Written exercise: Format every line of the listing below as a Markdown table with the columns "Row" and "Text", numbering each row and skipping blank lines. Leave the pictures out of the table.

Given records:
◇ ◇ ◇ ◇ ◇

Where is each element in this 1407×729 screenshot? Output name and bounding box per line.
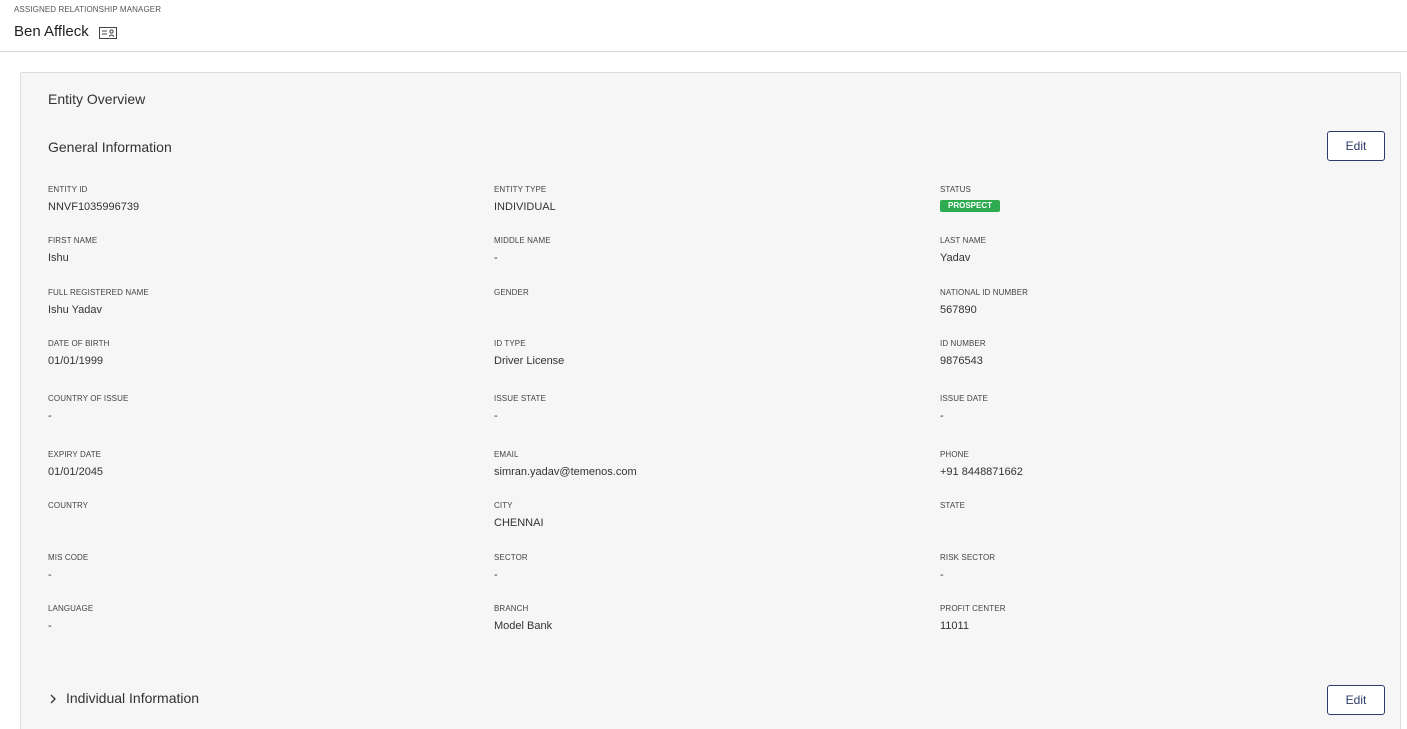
individual-information-title: Individual Information <box>66 690 200 706</box>
field-label: LAST NAME <box>940 236 987 245</box>
status-badge: PROSPECT <box>940 200 1001 212</box>
rm-name: Ben Affleck <box>14 23 89 40</box>
field-id-type: ID TYPE Driver License <box>494 339 894 368</box>
field-value: 01/01/1999 <box>48 355 104 367</box>
field-label: ENTITY TYPE <box>494 185 547 194</box>
relationship-manager-header: ASSIGNED RELATIONSHIP MANAGER Ben Afflec… <box>0 0 1407 52</box>
field-label: ID NUMBER <box>940 339 986 348</box>
contact-card-icon[interactable] <box>98 26 117 39</box>
field-value: +91 8448871662 <box>940 466 1023 478</box>
entity-overview-panel: Entity Overview General Information Edit… <box>20 72 1401 729</box>
field-value <box>48 517 448 530</box>
field-value: INDIVIDUAL <box>494 201 556 213</box>
field-label: PROFIT CENTER <box>940 604 1006 613</box>
field-value: Driver License <box>494 355 565 367</box>
field-label: COUNTRY <box>48 501 89 510</box>
field-label: SECTOR <box>494 553 528 562</box>
field-profit-center: PROFIT CENTER 11011 <box>940 604 1340 633</box>
field-label: EXPIRY DATE <box>48 450 102 459</box>
field-value: - <box>494 569 498 581</box>
individual-information-toggle[interactable]: Individual Information <box>48 690 199 706</box>
field-expiry-date: EXPIRY DATE 01/01/2045 <box>48 450 448 479</box>
field-first-name: FIRST NAME Ishu <box>48 236 448 265</box>
field-label: GENDER <box>494 288 529 297</box>
field-label: ID TYPE <box>494 339 526 348</box>
field-label: ENTITY ID <box>48 185 88 194</box>
field-sector: SECTOR - <box>494 553 894 582</box>
field-state: STATE <box>940 501 1340 530</box>
field-last-name: LAST NAME Yadav <box>940 236 1340 265</box>
field-phone: PHONE +91 8448871662 <box>940 450 1340 479</box>
field-value: 567890 <box>940 304 977 316</box>
field-label: LANGUAGE <box>48 604 94 613</box>
field-value: - <box>940 410 944 422</box>
field-label: DATE OF BIRTH <box>48 339 110 348</box>
field-value: NNVF1035996739 <box>48 201 140 213</box>
field-label: STATE <box>940 501 966 510</box>
field-value: - <box>48 569 52 581</box>
field-country: COUNTRY <box>48 501 448 530</box>
field-issue-date: ISSUE DATE - <box>940 394 1340 423</box>
field-language: LANGUAGE - <box>48 604 448 633</box>
field-value: 01/01/2045 <box>48 466 104 478</box>
field-value: - <box>494 410 498 422</box>
field-value: - <box>48 620 52 632</box>
field-national-id-number: NATIONAL ID NUMBER 567890 <box>940 288 1340 317</box>
field-label: BRANCH <box>494 604 529 613</box>
field-country-of-issue: COUNTRY OF ISSUE - <box>48 394 448 423</box>
field-label: NATIONAL ID NUMBER <box>940 288 1029 297</box>
field-middle-name: MIDDLE NAME - <box>494 236 894 265</box>
field-email: EMAIL simran.yadav@temenos.com <box>494 450 894 479</box>
field-label: PHONE <box>940 450 969 459</box>
field-value: CHENNAI <box>494 517 544 529</box>
chevron-right-icon <box>48 692 58 704</box>
field-entity-type: ENTITY TYPE INDIVIDUAL <box>494 185 894 214</box>
field-value: 11011 <box>940 620 969 632</box>
field-label: CITY <box>494 501 513 510</box>
field-value: - <box>494 252 498 264</box>
field-label: MIDDLE NAME <box>494 236 551 245</box>
edit-individual-button[interactable]: Edit <box>1327 685 1385 715</box>
edit-general-button[interactable]: Edit <box>1327 131 1385 161</box>
field-value: - <box>940 569 944 581</box>
field-value <box>494 304 894 317</box>
field-value: Model Bank <box>494 620 553 632</box>
panel-title: Entity Overview <box>48 91 146 107</box>
rm-label: ASSIGNED RELATIONSHIP MANAGER <box>14 5 162 14</box>
field-value <box>940 517 1340 530</box>
field-value: Ishu <box>48 252 69 264</box>
field-label: RISK SECTOR <box>940 553 996 562</box>
field-city: CITY CHENNAI <box>494 501 894 530</box>
field-label: EMAIL <box>494 450 519 459</box>
field-branch: BRANCH Model Bank <box>494 604 894 633</box>
field-value: Ishu Yadav <box>48 304 103 316</box>
field-status: STATUS PROSPECT <box>940 185 1340 213</box>
field-id-number: ID NUMBER 9876543 <box>940 339 1340 368</box>
field-value: 9876543 <box>940 355 983 367</box>
field-label: FULL REGISTERED NAME <box>48 288 149 297</box>
field-label: FIRST NAME <box>48 236 98 245</box>
field-gender: GENDER <box>494 288 894 317</box>
rm-name-row: Ben Affleck <box>14 23 117 40</box>
field-entity-id: ENTITY ID NNVF1035996739 <box>48 185 448 214</box>
field-label: MIS CODE <box>48 553 89 562</box>
field-label: COUNTRY OF ISSUE <box>48 394 129 403</box>
field-issue-state: ISSUE STATE - <box>494 394 894 423</box>
field-date-of-birth: DATE OF BIRTH 01/01/1999 <box>48 339 448 368</box>
field-label: ISSUE STATE <box>494 394 546 403</box>
field-mis-code: MIS CODE - <box>48 553 448 582</box>
general-information-title: General Information <box>48 139 172 155</box>
field-label: STATUS <box>940 185 971 194</box>
field-value: - <box>48 410 52 422</box>
field-value: simran.yadav@temenos.com <box>494 466 637 478</box>
field-value: Yadav <box>940 252 971 264</box>
field-full-registered-name: FULL REGISTERED NAME Ishu Yadav <box>48 288 448 317</box>
field-risk-sector: RISK SECTOR - <box>940 553 1340 582</box>
field-label: ISSUE DATE <box>940 394 988 403</box>
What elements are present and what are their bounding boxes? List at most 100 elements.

◇ ◇ ◇ ◇ ◇

Response to the exercise:
| Row | Text |
|---|---|
| 1 | Where is each element in this 1407×729 screenshot? Output name and bounding box per line. |
| 2 | individual-information-title: Individual Information <box>66 690 200 706</box> |
| 3 | field-label: LAST NAME <box>940 236 987 245</box> |
| 4 | status-badge: PROSPECT <box>940 200 1001 212</box> |
| 5 | rm-name: Ben Affleck <box>14 23 89 40</box> |
| 6 | field-id-type: ID TYPE Driver License <box>494 339 894 368</box> |
| 7 | field-value: 01/01/1999 <box>48 355 104 367</box> |
| 8 | field-label: ENTITY TYPE <box>494 185 547 194</box> |
| 9 | relationship-manager-header: ASSIGNED RELATIONSHIP MANAGER Ben Afflec… <box>0 0 1407 52</box> |
| 10 | field-label: ID NUMBER <box>940 339 986 348</box> |
| 11 | contact-card-icon[interactable] <box>98 26 117 39</box> |
| 12 | field-value: +91 8448871662 <box>940 466 1023 478</box> |
| 13 | entity-overview-panel: Entity Overview General Information Edit… <box>20 72 1401 729</box> |
| 14 | field-value <box>48 517 448 530</box> |
| 15 | field-value: INDIVIDUAL <box>494 201 556 213</box> |
| 16 | field-label: PROFIT CENTER <box>940 604 1006 613</box> |
| 17 | field-value: Driver License <box>494 355 565 367</box> |
| 18 | field-label: COUNTRY <box>48 501 89 510</box> |
| 19 | field-label: SECTOR <box>494 553 528 562</box> |
| 20 | field-profit-center: PROFIT CENTER 11011 <box>940 604 1340 633</box> |
| 21 | field-label: EXPIRY DATE <box>48 450 102 459</box> |
| 22 | field-value: - <box>494 569 498 581</box> |
| 23 | individual-information-toggle[interactable]: Individual Information <box>48 690 199 706</box> |
| 24 | field-expiry-date: EXPIRY DATE 01/01/2045 <box>48 450 448 479</box> |
| 25 | field-first-name: FIRST NAME Ishu <box>48 236 448 265</box> |
| 26 | field-label: GENDER <box>494 288 529 297</box> |
| 27 | field-label: ID TYPE <box>494 339 526 348</box> |
| 28 | field-label: ENTITY ID <box>48 185 88 194</box> |
| 29 | field-sector: SECTOR - <box>494 553 894 582</box> |
| 30 | field-state: STATE <box>940 501 1340 530</box> |
| 31 | field-last-name: LAST NAME Yadav <box>940 236 1340 265</box> |
| 32 | field-phone: PHONE +91 8448871662 <box>940 450 1340 479</box> |
| 33 | field-value: 567890 <box>940 304 977 316</box> |
| 34 | field-label: LANGUAGE <box>48 604 94 613</box> |
| 35 | field-value: - <box>940 410 944 422</box> |
| 36 | field-label: DATE OF BIRTH <box>48 339 110 348</box> |
| 37 | field-value: NNVF1035996739 <box>48 201 140 213</box> |
| 38 | field-label: STATE <box>940 501 966 510</box> |
| 39 | field-value: - <box>48 569 52 581</box> |
| 40 | field-country: COUNTRY <box>48 501 448 530</box> |
| 41 | field-issue-date: ISSUE DATE - <box>940 394 1340 423</box> |
| 42 | field-language: LANGUAGE - <box>48 604 448 633</box> |
| 43 | field-value: 01/01/2045 <box>48 466 104 478</box> |
| 44 | field-value: - <box>494 410 498 422</box> |
| 45 | field-value: - <box>48 620 52 632</box> |
| 46 | field-national-id-number: NATIONAL ID NUMBER 567890 <box>940 288 1340 317</box> |
| 47 | field-label: BRANCH <box>494 604 529 613</box> |
| 48 | field-country-of-issue: COUNTRY OF ISSUE - <box>48 394 448 423</box> |
| 49 | field-label: NATIONAL ID NUMBER <box>940 288 1029 297</box> |
| 50 | field-middle-name: MIDDLE NAME - <box>494 236 894 265</box> |
| 51 | field-email: EMAIL simran.yadav@temenos.com <box>494 450 894 479</box> |
| 52 | field-label: PHONE <box>940 450 969 459</box> |
| 53 | field-value: CHENNAI <box>494 517 544 529</box> |
| 54 | chevron-right-icon <box>48 692 58 704</box> |
| 55 | field-entity-type: ENTITY TYPE INDIVIDUAL <box>494 185 894 214</box> |
| 56 | field-value: 11011 <box>940 620 969 632</box> |
| 57 | field-label: CITY <box>494 501 513 510</box> |
| 58 | field-value: - <box>494 252 498 264</box> |
| 59 | field-label: MIDDLE NAME <box>494 236 551 245</box> |
| 60 | edit-individual-button[interactable]: Edit <box>1327 685 1385 715</box> |
| 61 | edit-general-button[interactable]: Edit <box>1327 131 1385 161</box> |
| 62 | field-value: - <box>940 569 944 581</box> |
| 63 | field-value <box>494 304 894 317</box> |
| 64 | field-value: Model Bank <box>494 620 553 632</box> |
| 65 | panel-title: Entity Overview <box>48 91 146 107</box> |
| 66 | rm-label: ASSIGNED RELATIONSHIP MANAGER <box>14 5 162 14</box> |
| 67 | field-value <box>940 517 1340 530</box> |
| 68 | field-value: Ishu <box>48 252 69 264</box> |
| 69 | field-label: RISK SECTOR <box>940 553 996 562</box> |
| 70 | field-city: CITY CHENNAI <box>494 501 894 530</box> |
| 71 | field-label: EMAIL <box>494 450 519 459</box> |
| 72 | field-branch: BRANCH Model Bank <box>494 604 894 633</box> |
| 73 | field-value: Ishu Yadav <box>48 304 103 316</box> |
| 74 | field-status: STATUS PROSPECT <box>940 185 1340 213</box> |
| 75 | field-id-number: ID NUMBER 9876543 <box>940 339 1340 368</box> |
| 76 | field-value: 9876543 <box>940 355 983 367</box> |
| 77 | field-label: FULL REGISTERED NAME <box>48 288 149 297</box> |
| 78 | field-label: FIRST NAME <box>48 236 98 245</box> |
| 79 | field-gender: GENDER <box>494 288 894 317</box> |
| 80 | rm-name-row: Ben Affleck <box>14 23 117 40</box> |
| 81 | field-entity-id: ENTITY ID NNVF1035996739 <box>48 185 448 214</box> |
| 82 | field-label: MIS CODE <box>48 553 89 562</box> |
| 83 | field-label: COUNTRY OF ISSUE <box>48 394 129 403</box> |
| 84 | field-issue-state: ISSUE STATE - <box>494 394 894 423</box> |
| 85 | field-date-of-birth: DATE OF BIRTH 01/01/1999 <box>48 339 448 368</box> |
| 86 | field-label: ISSUE STATE <box>494 394 546 403</box> |
| 87 | field-mis-code: MIS CODE - <box>48 553 448 582</box> |
| 88 | general-information-title: General Information <box>48 139 172 155</box> |
| 89 | field-label: STATUS <box>940 185 971 194</box> |
| 90 | field-value: - <box>48 410 52 422</box> |
| 91 | field-value: simran.yadav@temenos.com <box>494 466 637 478</box> |
| 92 | field-value: Yadav <box>940 252 971 264</box> |
| 93 | field-full-registered-name: FULL REGISTERED NAME Ishu Yadav <box>48 288 448 317</box> |
| 94 | field-risk-sector: RISK SECTOR - <box>940 553 1340 582</box> |
| 95 | field-label: ISSUE DATE <box>940 394 988 403</box> |
| 96 | What elements are present and what are their bounding boxes? List at most 100 elements. |